- **AIM OF THE TASK**: State only how many lines below include the string "name".

# start of PROVIDED RECORDS

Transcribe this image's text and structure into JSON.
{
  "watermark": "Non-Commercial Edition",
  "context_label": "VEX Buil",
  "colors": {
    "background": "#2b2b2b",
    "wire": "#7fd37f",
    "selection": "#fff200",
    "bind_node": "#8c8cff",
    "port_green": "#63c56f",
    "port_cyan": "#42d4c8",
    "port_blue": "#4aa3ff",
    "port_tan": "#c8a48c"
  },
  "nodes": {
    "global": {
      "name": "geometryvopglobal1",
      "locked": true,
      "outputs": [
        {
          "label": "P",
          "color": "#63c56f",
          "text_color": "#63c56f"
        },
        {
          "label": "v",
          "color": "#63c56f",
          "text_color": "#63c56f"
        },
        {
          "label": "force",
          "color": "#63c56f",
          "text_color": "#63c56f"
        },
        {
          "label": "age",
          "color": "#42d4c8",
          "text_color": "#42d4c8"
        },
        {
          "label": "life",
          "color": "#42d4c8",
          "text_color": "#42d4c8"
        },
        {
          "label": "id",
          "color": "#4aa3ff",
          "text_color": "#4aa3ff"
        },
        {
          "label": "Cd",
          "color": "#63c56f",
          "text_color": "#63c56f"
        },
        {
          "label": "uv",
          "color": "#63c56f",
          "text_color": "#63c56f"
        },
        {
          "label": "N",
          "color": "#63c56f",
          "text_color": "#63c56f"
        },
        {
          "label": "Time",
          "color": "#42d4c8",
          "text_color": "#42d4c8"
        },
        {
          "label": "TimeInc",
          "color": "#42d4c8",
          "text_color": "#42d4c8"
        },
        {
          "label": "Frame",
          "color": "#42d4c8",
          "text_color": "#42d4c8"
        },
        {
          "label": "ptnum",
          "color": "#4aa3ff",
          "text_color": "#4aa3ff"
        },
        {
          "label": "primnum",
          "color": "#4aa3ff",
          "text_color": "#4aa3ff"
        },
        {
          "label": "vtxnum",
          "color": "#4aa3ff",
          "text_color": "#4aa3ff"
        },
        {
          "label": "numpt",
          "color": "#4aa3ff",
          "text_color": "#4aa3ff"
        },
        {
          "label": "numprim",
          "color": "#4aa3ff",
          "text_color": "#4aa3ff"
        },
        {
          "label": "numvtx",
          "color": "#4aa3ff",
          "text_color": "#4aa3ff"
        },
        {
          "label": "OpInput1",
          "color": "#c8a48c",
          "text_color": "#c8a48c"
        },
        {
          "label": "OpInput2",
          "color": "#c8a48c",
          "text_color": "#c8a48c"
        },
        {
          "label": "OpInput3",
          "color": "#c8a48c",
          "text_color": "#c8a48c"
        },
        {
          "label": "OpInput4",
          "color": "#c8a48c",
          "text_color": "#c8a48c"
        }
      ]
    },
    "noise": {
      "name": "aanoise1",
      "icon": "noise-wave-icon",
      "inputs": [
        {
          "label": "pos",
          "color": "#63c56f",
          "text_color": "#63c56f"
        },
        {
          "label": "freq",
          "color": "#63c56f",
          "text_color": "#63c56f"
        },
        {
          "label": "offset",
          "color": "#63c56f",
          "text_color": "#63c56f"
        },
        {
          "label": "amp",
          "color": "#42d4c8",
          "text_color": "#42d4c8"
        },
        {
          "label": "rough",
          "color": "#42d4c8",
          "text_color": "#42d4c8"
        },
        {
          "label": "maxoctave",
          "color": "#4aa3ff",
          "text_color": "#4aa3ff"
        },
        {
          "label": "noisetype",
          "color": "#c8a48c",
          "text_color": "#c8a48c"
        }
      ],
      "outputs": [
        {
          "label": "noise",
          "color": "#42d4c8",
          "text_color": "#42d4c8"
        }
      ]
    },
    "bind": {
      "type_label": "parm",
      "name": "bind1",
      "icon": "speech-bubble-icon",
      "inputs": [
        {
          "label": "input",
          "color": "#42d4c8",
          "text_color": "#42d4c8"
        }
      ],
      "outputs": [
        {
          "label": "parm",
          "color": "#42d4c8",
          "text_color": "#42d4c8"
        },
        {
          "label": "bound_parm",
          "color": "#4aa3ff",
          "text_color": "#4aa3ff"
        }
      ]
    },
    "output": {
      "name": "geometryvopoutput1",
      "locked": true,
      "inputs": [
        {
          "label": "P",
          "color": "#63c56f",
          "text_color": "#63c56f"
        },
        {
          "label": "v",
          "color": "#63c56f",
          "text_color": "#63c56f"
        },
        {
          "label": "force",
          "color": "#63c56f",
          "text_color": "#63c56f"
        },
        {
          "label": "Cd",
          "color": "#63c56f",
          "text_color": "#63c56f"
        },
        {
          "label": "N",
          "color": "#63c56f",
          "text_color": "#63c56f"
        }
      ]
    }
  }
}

# end of PROVIDED RECORDS

- **FULL ANSWER**: 4